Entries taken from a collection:

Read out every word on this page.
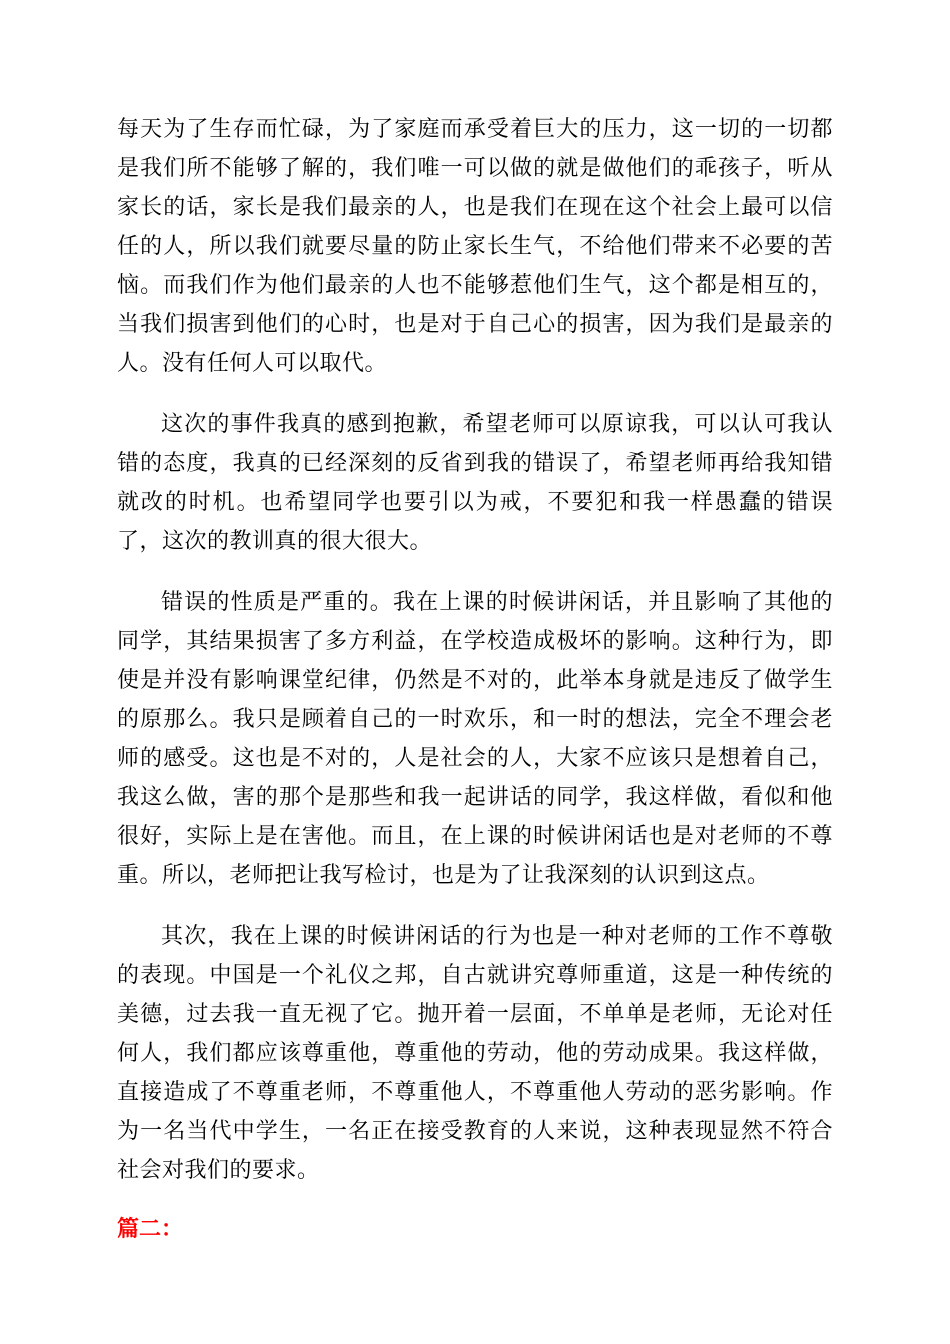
每天为了生存而忙碌，为了家庭而承受着巨大的压力，这一切的一切都是我们所不能够了解的，我们唯一可以做的就是做他们的乖孩子，听从家长的话，家长是我们最亲的人，也是我们在现在这个社会上最可以信任的人，所以我们就要尽量的防止家长生气，不给他们带来不必要的苦恼。而我们作为他们最亲的人也不能够惹他们生气，这个都是相互的，当我们损害到他们的心时，也是对于自己心的损害，因为我们是最亲的人。没有任何人可以取代。

这次的事件我真的感到抱歉，希望老师可以原谅我，可以认可我认错的态度，我真的已经深刻的反省到我的错误了，希望老师再给我知错就改的时机。也希望同学也要引以为戒，不要犯和我一样愚蠢的错误了，这次的教训真的很大很大。

错误的性质是严重的。我在上课的时候讲闲话，并且影响了其他的同学，其结果损害了多方利益，在学校造成极坏的影响。这种行为，即使是并没有影响课堂纪律，仍然是不对的，此举本身就是违反了做学生的原那么。我只是顾着自己的一时欢乐，和一时的想法，完全不理会老师的感受。这也是不对的，人是社会的人，大家不应该只是想着自己，我这么做，害的那个是那些和我一起讲话的同学，我这样做，看似和他很好，实际上是在害他。而且，在上课的时候讲闲话也是对老师的不尊重。所以，老师把让我写检讨，也是为了让我深刻的认识到这点。

其次，我在上课的时候讲闲话的行为也是一种对老师的工作不尊敬的表现。中国是一个礼仪之邦，自古就讲究尊师重道，这是一种传统的美德，过去我一直无视了它。抛开着一层面，不单单是老师，无论对任何人，我们都应该尊重他，尊重他的劳动，他的劳动成果。我这样做，直接造成了不尊重老师，不尊重他人，不尊重他人劳动的恶劣影响。作为一名当代中学生，一名正在接受教育的人来说，这种表现显然不符合社会对我们的要求。

篇二：
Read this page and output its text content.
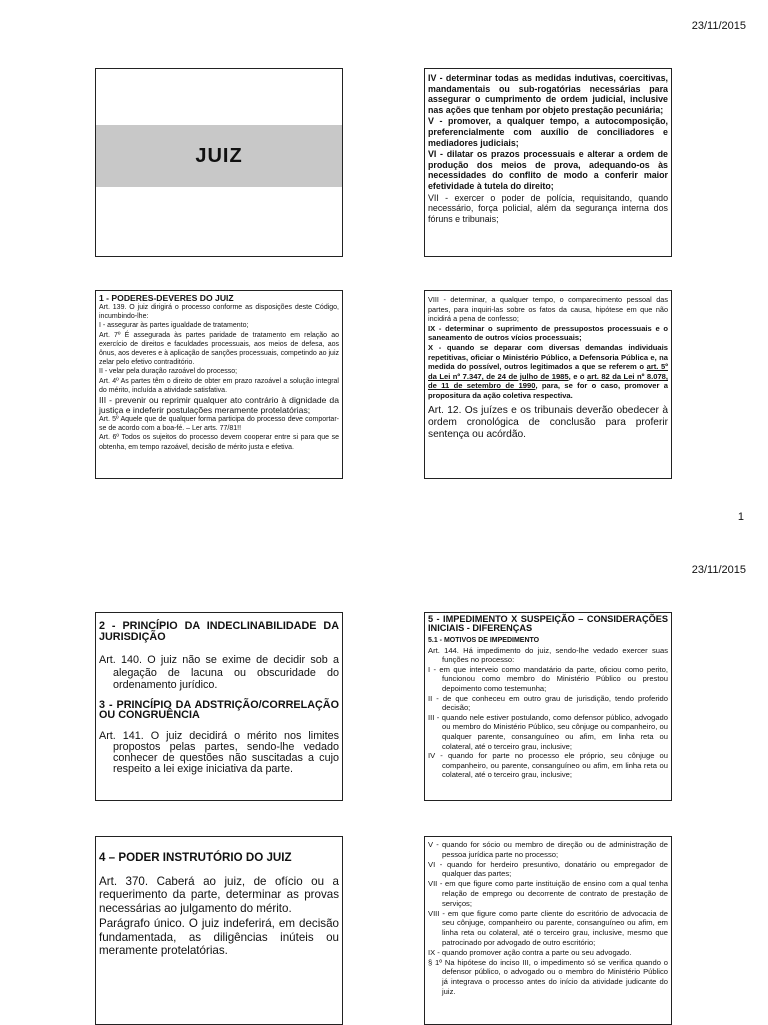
23/11/2015
JUIZ

IV - determinar todas as medidas indutivas, coercitivas, mandamentais ou sub-rogatórias necessárias para assegurar o cumprimento de ordem judicial, inclusive nas ações que tenham por objeto prestação pecuniária;

V - promover, a qualquer tempo, a autocomposição, preferencialmente com auxílio de conciliadores e mediadores judiciais;

VI - dilatar os prazos processuais e alterar a ordem de produção dos meios de prova, adequando-os às necessidades do conflito de modo a conferir maior efetividade à tutela do direito;

VII - exercer o poder de polícia, requisitando, quando necessário, força policial, além da segurança interna dos fóruns e tribunais;

1 - PODERES-DEVERES DO JUIZ

Art. 139. O juiz dirigirá o processo conforme as disposições deste Código, incumbindo-lhe:

I - assegurar às partes igualdade de tratamento;

Art. 7º É assegurada às partes paridade de tratamento em relação ao exercício de direitos e faculdades processuais, aos meios de defesa, aos ônus, aos deveres e à aplicação de sanções processuais, competindo ao juiz zelar pelo efetivo contraditório.

II - velar pela duração razoável do processo;

Art. 4º As partes têm o direito de obter em prazo razoável a solução integral do mérito, incluída a atividade satisfativa.

III - prevenir ou reprimir qualquer ato contrário à dignidade da justiça e indeferir postulações meramente protelatórias;

Art. 5º Aquele que de qualquer forma participa do processo deve comportar-se de acordo com a boa-fé. – Ler arts. 77/81!!

Art. 6º Todos os sujeitos do processo devem cooperar entre si para que se obtenha, em tempo razoável, decisão de mérito justa e efetiva.

VIII - determinar, a qualquer tempo, o comparecimento pessoal das partes, para inquiri-las sobre os fatos da causa, hipótese em que não incidirá a pena de confesso;

IX - determinar o suprimento de pressupostos processuais e o saneamento de outros vícios processuais;

X - quando se deparar com diversas demandas individuais repetitivas, oficiar o Ministério Público, a Defensoria Pública e, na medida do possível, outros legitimados a que se referem o art. 5º da Lei nº 7.347, de 24 de julho de 1985, e o art. 82 da Lei nº 8.078, de 11 de setembro de 1990, para, se for o caso, promover a propositura da ação coletiva respectiva.

Art. 12. Os juízes e os tribunais deverão obedecer à ordem cronológica de conclusão para proferir sentença ou acórdão.

1
23/11/2015

2 - PRINCÍPIO DA INDECLINABILIDADE DA JURISDIÇÃO

Art. 140. O juiz não se exime de decidir sob a alegação de lacuna ou obscuridade do ordenamento jurídico.

3 - PRINCÍPIO DA ADSTRIÇÃO/CORRELAÇÃO OU CONGRUÊNCIA

Art. 141. O juiz decidirá o mérito nos limites propostos pelas partes, sendo-lhe vedado conhecer de questões não suscitadas a cujo respeito a lei exige iniciativa da parte.

5 - IMPEDIMENTO X SUSPEIÇÃO – CONSIDERAÇÕES INICIAIS - DIFERENÇAS

5.1 - MOTIVOS DE IMPEDIMENTO

Art. 144. Há impedimento do juiz, sendo-lhe vedado exercer suas funções no processo:

I - em que interveio como mandatário da parte, oficiou como perito, funcionou como membro do Ministério Público ou prestou depoimento como testemunha;

II - de que conheceu em outro grau de jurisdição, tendo proferido decisão;

III - quando nele estiver postulando, como defensor público, advogado ou membro do Ministério Público, seu cônjuge ou companheiro, ou qualquer parente, consanguíneo ou afim, em linha reta ou colateral, até o terceiro grau, inclusive;

IV - quando for parte no processo ele próprio, seu cônjuge ou companheiro, ou parente, consanguíneo ou afim, em linha reta ou colateral, até o terceiro grau, inclusive;

4 – PODER INSTRUTÓRIO DO JUIZ

Art. 370. Caberá ao juiz, de ofício ou a requerimento da parte, determinar as provas necessárias ao julgamento do mérito.

Parágrafo único. O juiz indeferirá, em decisão fundamentada, as diligências inúteis ou meramente protelatórias.

V - quando for sócio ou membro de direção ou de administração de pessoa jurídica parte no processo;

VI - quando for herdeiro presuntivo, donatário ou empregador de qualquer das partes;

VII - em que figure como parte instituição de ensino com a qual tenha relação de emprego ou decorrente de contrato de prestação de serviços;

VIII - em que figure como parte cliente do escritório de advocacia de seu cônjuge, companheiro ou parente, consanguíneo ou afim, em linha reta ou colateral, até o terceiro grau, inclusive, mesmo que patrocinado por advogado de outro escritório;

IX - quando promover ação contra a parte ou seu advogado.

§ 1º Na hipótese do inciso III, o impedimento só se verifica quando o defensor público, o advogado ou o membro do Ministério Público já integrava o processo antes do início da atividade judicante do juiz.
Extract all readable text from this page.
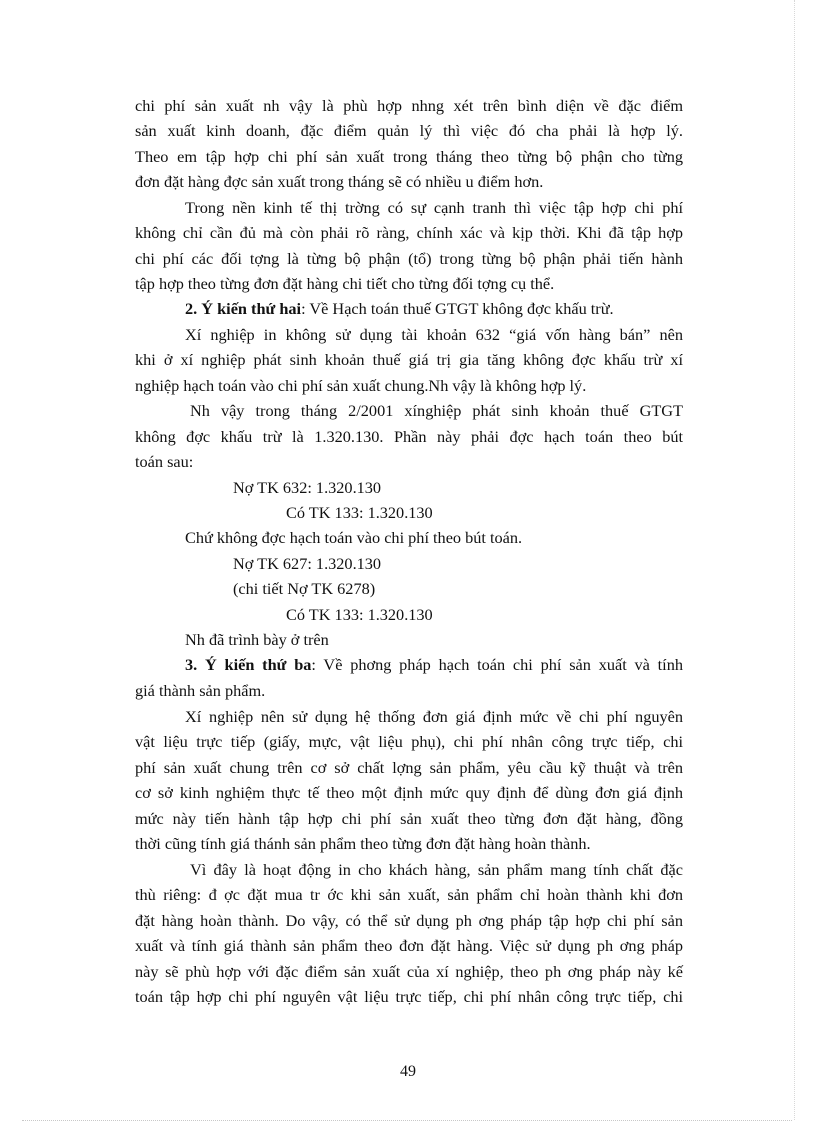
chi phí sản xuất nh vậy là phù hợp nhng xét trên bình diện về đặc điểm
sản xuất kinh doanh, đặc điểm quản lý thì việc đó cha phải là hợp lý.
Theo em tập hợp chi phí sản xuất trong tháng theo từng bộ phận cho từng
đơn đặt hàng đợc sản xuất trong tháng sẽ có nhiều u điểm hơn.
Trong nền kinh tế thị trờng có sự cạnh tranh thì việc tập hợp chi phí
không chỉ cần đủ mà còn phải rõ ràng, chính xác và kịp thời. Khi đã tập hợp
chi phí các đối tợng là từng bộ phận (tổ) trong từng bộ phận phải tiến hành
tập hợp theo từng đơn đặt hàng chi tiết cho từng đối tợng cụ thể.
2. Ý kiến thứ hai: Về Hạch toán thuế GTGT không đợc khấu trừ.
Xí nghiệp in không sử dụng tài khoản 632 “giá vốn hàng bán” nên
khi ở xí nghiệp phát sinh khoản thuế giá trị gia tăng không đợc khấu trừ xí
nghiệp hạch toán vào chi phí sản xuất chung.Nh vậy là không hợp lý.
Nh vậy trong tháng 2/2001 xínghiệp phát sinh khoản thuế GTGT
không đợc khấu trừ là 1.320.130. Phần này phải đợc hạch toán theo bút
toán sau:
Nợ TK 632: 1.320.130
Có TK 133: 1.320.130
Chứ không đợc hạch toán vào chi phí theo bút toán.
Nợ TK 627: 1.320.130
(chi tiết Nợ TK 6278)
Có TK 133: 1.320.130
Nh đã trình bày ở trên
3. Ý kiến thứ ba: Về phơng pháp hạch toán chi phí sản xuất và tính
giá thành sản phẩm.
Xí nghiệp nên sử dụng hệ thống đơn giá định mức về chi phí nguyên
vật liệu trực tiếp (giấy, mực, vật liệu phụ), chi phí nhân công trực tiếp, chi
phí sản xuất chung trên cơ sở chất lợng sản phẩm, yêu cầu kỹ thuật và trên
cơ sở kinh nghiệm thực tế theo một định mức quy định để dùng đơn giá định
mức này tiến hành tập hợp chi phí sản xuất theo từng đơn đặt hàng, đồng
thời cũng tính giá thánh sản phẩm theo từng đơn đặt hàng hoàn thành.
Vì đây là hoạt động in cho khách hàng, sản phẩm mang tính chất đặc
thù riêng: đ ợc đặt mua tr ớc khi sản xuất, sản phẩm chỉ hoàn thành khi đơn
đặt hàng hoàn thành. Do vậy, có thể sử dụng ph ơng pháp tập hợp chi phí sản
xuất và tính giá thành sản phẩm theo đơn đặt hàng. Việc sử dụng ph ơng pháp
này sẽ phù hợp với đặc điểm sản xuất của xí nghiệp, theo ph ơng pháp này kế
toán tập hợp chi phí nguyên vật liệu trực tiếp, chi phí nhân công trực tiếp, chi
49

Goal:
Provide solely the number of lines in the data that include the word "hàng".

Expected output:
8